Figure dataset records
## Start
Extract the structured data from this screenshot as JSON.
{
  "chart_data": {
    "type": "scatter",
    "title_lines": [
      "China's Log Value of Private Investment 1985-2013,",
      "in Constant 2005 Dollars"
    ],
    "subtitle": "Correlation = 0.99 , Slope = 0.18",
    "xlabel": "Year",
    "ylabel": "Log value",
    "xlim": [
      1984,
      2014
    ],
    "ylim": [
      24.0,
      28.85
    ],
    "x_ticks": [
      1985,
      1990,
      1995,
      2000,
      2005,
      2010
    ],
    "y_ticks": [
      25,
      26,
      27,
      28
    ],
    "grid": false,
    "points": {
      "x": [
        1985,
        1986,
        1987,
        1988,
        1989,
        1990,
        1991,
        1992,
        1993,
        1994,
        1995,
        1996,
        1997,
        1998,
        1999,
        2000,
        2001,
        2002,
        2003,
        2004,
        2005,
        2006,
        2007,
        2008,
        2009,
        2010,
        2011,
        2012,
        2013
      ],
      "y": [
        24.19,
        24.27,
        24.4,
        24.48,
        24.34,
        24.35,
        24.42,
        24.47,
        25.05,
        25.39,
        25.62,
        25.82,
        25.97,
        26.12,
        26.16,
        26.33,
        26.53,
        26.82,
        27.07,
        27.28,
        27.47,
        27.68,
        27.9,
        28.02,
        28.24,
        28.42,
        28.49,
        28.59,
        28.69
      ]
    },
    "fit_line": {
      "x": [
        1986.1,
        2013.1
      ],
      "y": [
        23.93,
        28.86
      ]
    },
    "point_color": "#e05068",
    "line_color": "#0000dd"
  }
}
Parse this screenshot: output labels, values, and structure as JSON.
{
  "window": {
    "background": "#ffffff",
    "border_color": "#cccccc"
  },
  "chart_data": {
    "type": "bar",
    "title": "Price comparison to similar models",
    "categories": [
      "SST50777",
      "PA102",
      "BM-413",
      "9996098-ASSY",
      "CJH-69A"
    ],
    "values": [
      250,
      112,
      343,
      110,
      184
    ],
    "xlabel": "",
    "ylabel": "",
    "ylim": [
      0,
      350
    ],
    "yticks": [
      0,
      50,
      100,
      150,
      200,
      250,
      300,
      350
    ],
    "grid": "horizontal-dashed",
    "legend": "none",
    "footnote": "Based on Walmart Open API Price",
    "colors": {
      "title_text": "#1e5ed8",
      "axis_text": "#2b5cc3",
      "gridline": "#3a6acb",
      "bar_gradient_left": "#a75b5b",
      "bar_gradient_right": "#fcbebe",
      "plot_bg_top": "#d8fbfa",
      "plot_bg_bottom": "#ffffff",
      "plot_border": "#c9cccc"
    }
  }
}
## End
> PROMPT: All of the entries must be quoted exactly; please include each one.

> ANSWER TO THE EXERCISE:
Extract the structured data from this screenshot as JSON.
{
  "chart_data": {
    "type": "scatter",
    "title_lines": [
      "China's Log Value of Private Investment 1985-2013,",
      "in Constant 2005 Dollars"
    ],
    "subtitle": "Correlation = 0.99 , Slope = 0.18",
    "xlabel": "Year",
    "ylabel": "Log value",
    "xlim": [
      1984,
      2014
    ],
    "ylim": [
      24.0,
      28.85
    ],
    "x_ticks": [
      1985,
      1990,
      1995,
      2000,
      2005,
      2010
    ],
    "y_ticks": [
      25,
      26,
      27,
      28
    ],
    "grid": false,
    "points": {
      "x": [
        1985,
        1986,
        1987,
        1988,
        1989,
        1990,
        1991,
        1992,
        1993,
        1994,
        1995,
        1996,
        1997,
        1998,
        1999,
        2000,
        2001,
        2002,
        2003,
        2004,
        2005,
        2006,
        2007,
        2008,
        2009,
        2010,
        2011,
        2012,
        2013
      ],
      "y": [
        24.19,
        24.27,
        24.4,
        24.48,
        24.34,
        24.35,
        24.42,
        24.47,
        25.05,
        25.39,
        25.62,
        25.82,
        25.97,
        26.12,
        26.16,
        26.33,
        26.53,
        26.82,
        27.07,
        27.28,
        27.47,
        27.68,
        27.9,
        28.02,
        28.24,
        28.42,
        28.49,
        28.59,
        28.69
      ]
    },
    "fit_line": {
      "x": [
        1986.1,
        2013.1
      ],
      "y": [
        23.93,
        28.86
      ]
    },
    "point_color": "#e05068",
    "line_color": "#0000dd"
  }
}
Parse this screenshot: output labels, values, and structure as JSON.
{
  "window": {
    "background": "#ffffff",
    "border_color": "#cccccc"
  },
  "chart_data": {
    "type": "bar",
    "title": "Price comparison to similar models",
    "categories": [
      "SST50777",
      "PA102",
      "BM-413",
      "9996098-ASSY",
      "CJH-69A"
    ],
    "values": [
      250,
      112,
      343,
      110,
      184
    ],
    "xlabel": "",
    "ylabel": "",
    "ylim": [
      0,
      350
    ],
    "yticks": [
      0,
      50,
      100,
      150,
      200,
      250,
      300,
      350
    ],
    "grid": "horizontal-dashed",
    "legend": "none",
    "footnote": "Based on Walmart Open API Price",
    "colors": {
      "title_text": "#1e5ed8",
      "axis_text": "#2b5cc3",
      "gridline": "#3a6acb",
      "bar_gradient_left": "#a75b5b",
      "bar_gradient_right": "#fcbebe",
      "plot_bg_top": "#d8fbfa",
      "plot_bg_bottom": "#ffffff",
      "plot_border": "#c9cccc"
    }
  }
}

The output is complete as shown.